----- INFORMATION SUPPLIED
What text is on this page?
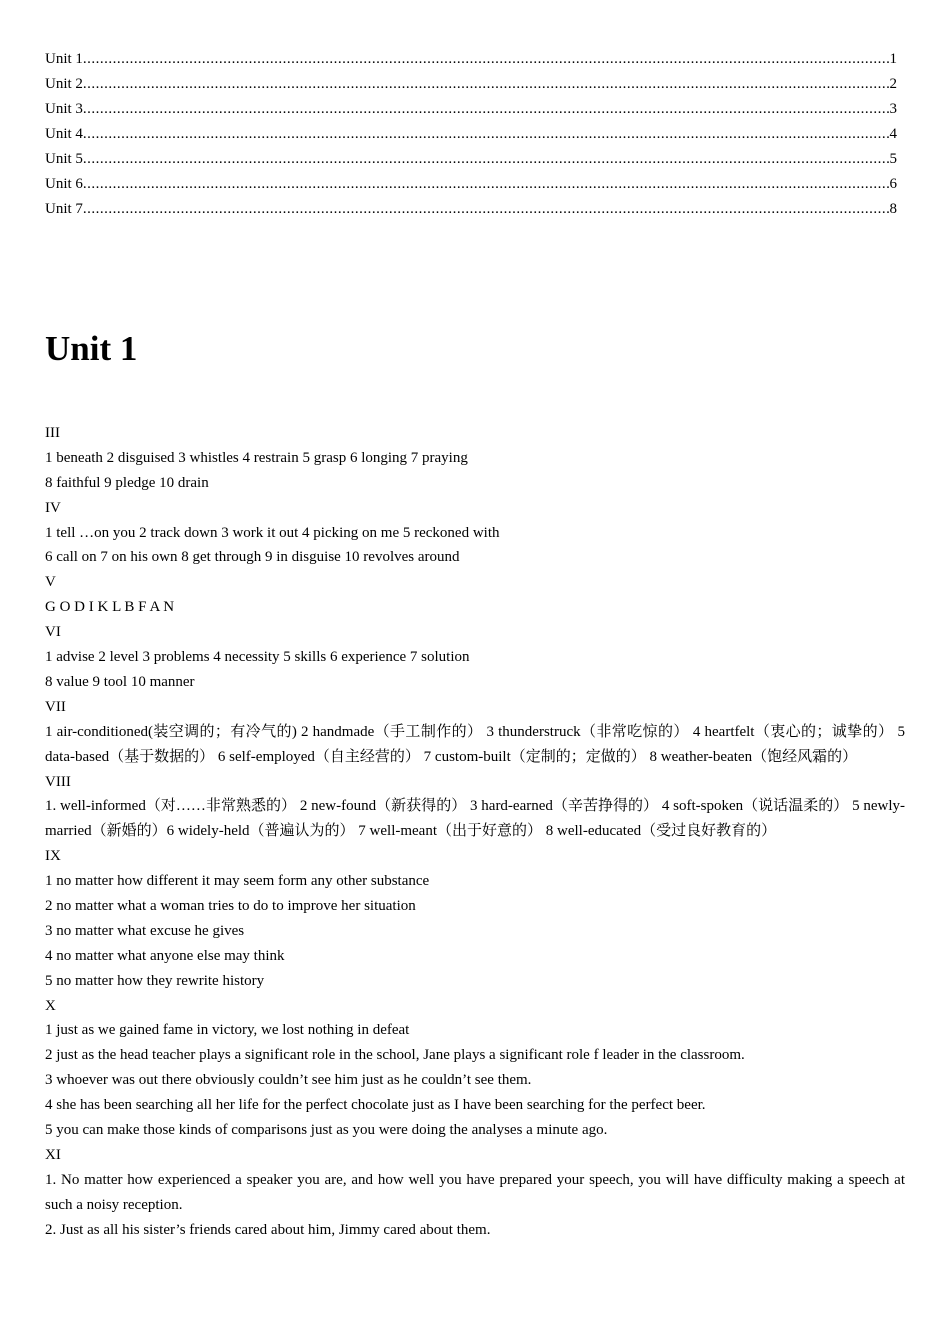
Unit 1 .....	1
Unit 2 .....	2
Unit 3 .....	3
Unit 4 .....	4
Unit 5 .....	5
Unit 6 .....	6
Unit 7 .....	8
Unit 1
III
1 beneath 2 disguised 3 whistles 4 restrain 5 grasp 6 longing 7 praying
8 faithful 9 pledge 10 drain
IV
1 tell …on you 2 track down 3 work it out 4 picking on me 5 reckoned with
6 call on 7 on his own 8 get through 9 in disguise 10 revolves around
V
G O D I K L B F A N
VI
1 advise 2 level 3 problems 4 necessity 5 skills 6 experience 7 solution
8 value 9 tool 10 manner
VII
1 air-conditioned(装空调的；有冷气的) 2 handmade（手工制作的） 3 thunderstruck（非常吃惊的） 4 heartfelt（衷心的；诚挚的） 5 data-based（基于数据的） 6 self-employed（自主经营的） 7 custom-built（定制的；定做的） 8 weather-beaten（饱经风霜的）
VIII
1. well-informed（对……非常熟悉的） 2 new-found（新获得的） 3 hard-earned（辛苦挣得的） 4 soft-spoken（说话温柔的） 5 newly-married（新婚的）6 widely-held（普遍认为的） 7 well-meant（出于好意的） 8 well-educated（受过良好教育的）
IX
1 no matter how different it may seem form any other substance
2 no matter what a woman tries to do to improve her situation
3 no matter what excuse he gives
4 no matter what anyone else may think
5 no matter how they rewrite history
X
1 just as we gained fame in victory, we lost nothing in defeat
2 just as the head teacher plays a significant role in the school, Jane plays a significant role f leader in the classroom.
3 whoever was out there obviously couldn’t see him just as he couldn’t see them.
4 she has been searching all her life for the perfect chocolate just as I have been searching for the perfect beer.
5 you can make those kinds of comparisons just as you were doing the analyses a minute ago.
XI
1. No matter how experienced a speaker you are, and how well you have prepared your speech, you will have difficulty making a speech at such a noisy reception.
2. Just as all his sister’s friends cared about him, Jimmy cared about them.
----------
WHAT THE EXERCISE ASKS
Return all of the entries exactly as written, but drop any pictures they hold.

EXERCISE RESULT
What text is on this page?
Unit 1 .....	1
Unit 2 .....	2
Unit 3 .....	3
Unit 4 .....	4
Unit 5 .....	5
Unit 6 .....	6
Unit 7 .....	8
Unit 1
III
1 beneath 2 disguised 3 whistles 4 restrain 5 grasp 6 longing 7 praying
8 faithful 9 pledge 10 drain
IV
1 tell …on you 2 track down 3 work it out 4 picking on me 5 reckoned with
6 call on 7 on his own 8 get through 9 in disguise 10 revolves around
V
G O D I K L B F A N
VI
1 advise 2 level 3 problems 4 necessity 5 skills 6 experience 7 solution
8 value 9 tool 10 manner
VII
1 air-conditioned(装空调的；有冷气的) 2 handmade（手工制作的） 3 thunderstruck（非常吃惊的） 4 heartfelt（衷心的；诚挚的） 5 data-based（基于数据的） 6 self-employed（自主经营的） 7 custom-built（定制的；定做的） 8 weather-beaten（饱经风霜的）
VIII
1. well-informed（对……非常熟悉的） 2 new-found（新获得的） 3 hard-earned（辛苦挣得的） 4 soft-spoken（说话温柔的） 5 newly-married（新婚的）6 widely-held（普遍认为的） 7 well-meant（出于好意的） 8 well-educated（受过良好教育的）
IX
1 no matter how different it may seem form any other substance
2 no matter what a woman tries to do to improve her situation
3 no matter what excuse he gives
4 no matter what anyone else may think
5 no matter how they rewrite history
X
1 just as we gained fame in victory, we lost nothing in defeat
2 just as the head teacher plays a significant role in the school, Jane plays a significant role f leader in the classroom.
3 whoever was out there obviously couldn’t see him just as he couldn’t see them.
4 she has been searching all her life for the perfect chocolate just as I have been searching for the perfect beer.
5 you can make those kinds of comparisons just as you were doing the analyses a minute ago.
XI
1. No matter how experienced a speaker you are, and how well you have prepared your speech, you will have difficulty making a speech at such a noisy reception.
2. Just as all his sister’s friends cared about him, Jimmy cared about them.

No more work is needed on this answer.